[START OF ENTRIES SUPPLIED]
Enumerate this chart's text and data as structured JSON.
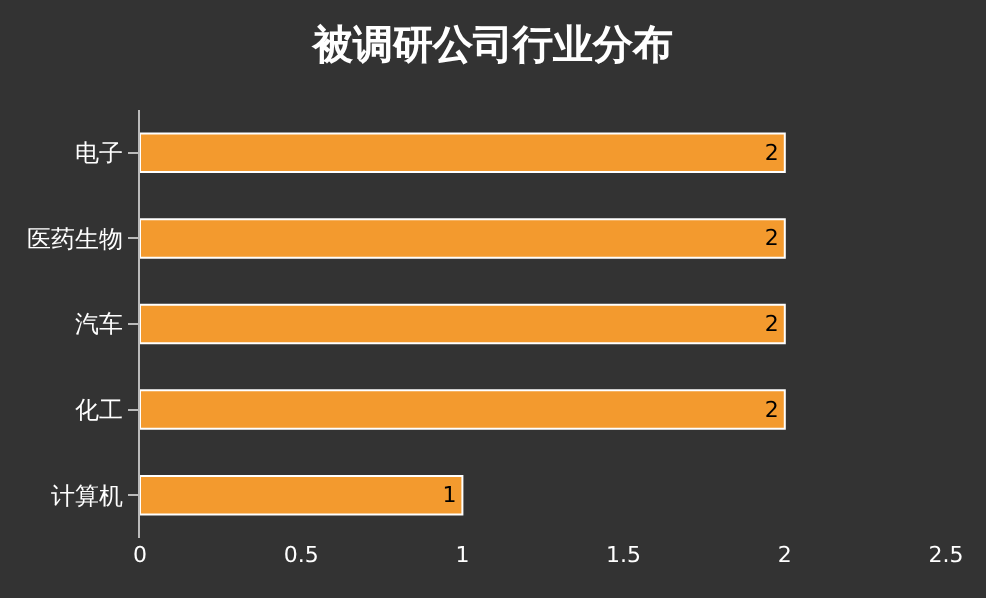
{
  "chart_data": {
    "type": "bar",
    "orientation": "horizontal",
    "title": "被调研公司行业分布",
    "categories": [
      "电子",
      "医药生物",
      "汽车",
      "化工",
      "计算机"
    ],
    "values": [
      2,
      2,
      2,
      2,
      1
    ],
    "color": "#f39a2e",
    "xlim": [
      0,
      2.5
    ],
    "xticks": [
      0,
      0.5,
      1,
      1.5,
      2,
      2.5
    ],
    "data_labels": true
  }
}
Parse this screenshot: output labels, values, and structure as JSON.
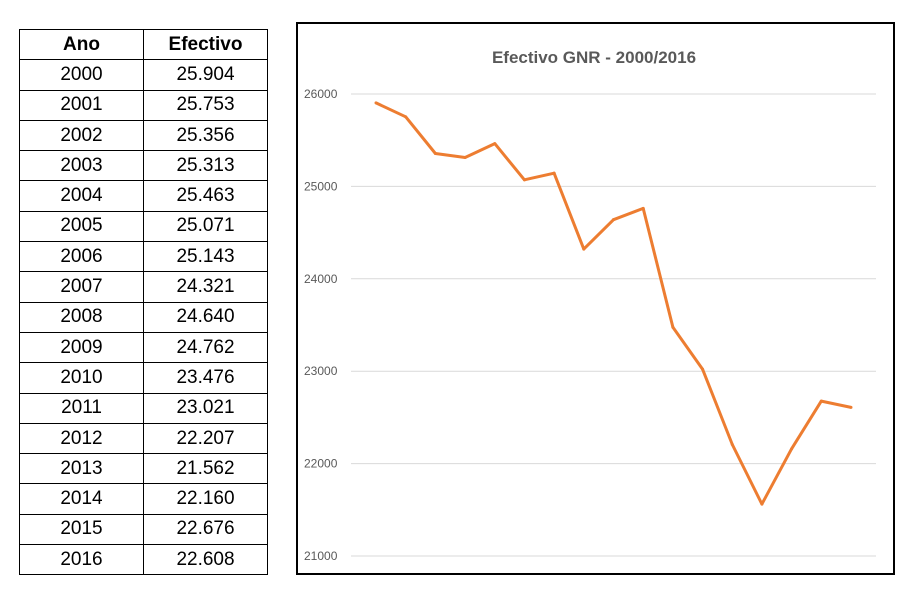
[END OF ENTRIES SUPPLIED]
# DESCRIPTION OF THE TASK:
Copy the data character for character, but drop all pictures from the copy.

# SOLVED EXERCISE:
Enumerate this chart's text and data as structured JSON.
{
  "chart_data": {
    "type": "bar",
    "orientation": "horizontal",
    "title": "被调研公司行业分布",
    "categories": [
      "电子",
      "医药生物",
      "汽车",
      "化工",
      "计算机"
    ],
    "values": [
      2,
      2,
      2,
      2,
      1
    ],
    "color": "#f39a2e",
    "xlim": [
      0,
      2.5
    ],
    "xticks": [
      0,
      0.5,
      1,
      1.5,
      2,
      2.5
    ],
    "data_labels": true
  }
}
Parse this screenshot: output labels, values, and structure as JSON.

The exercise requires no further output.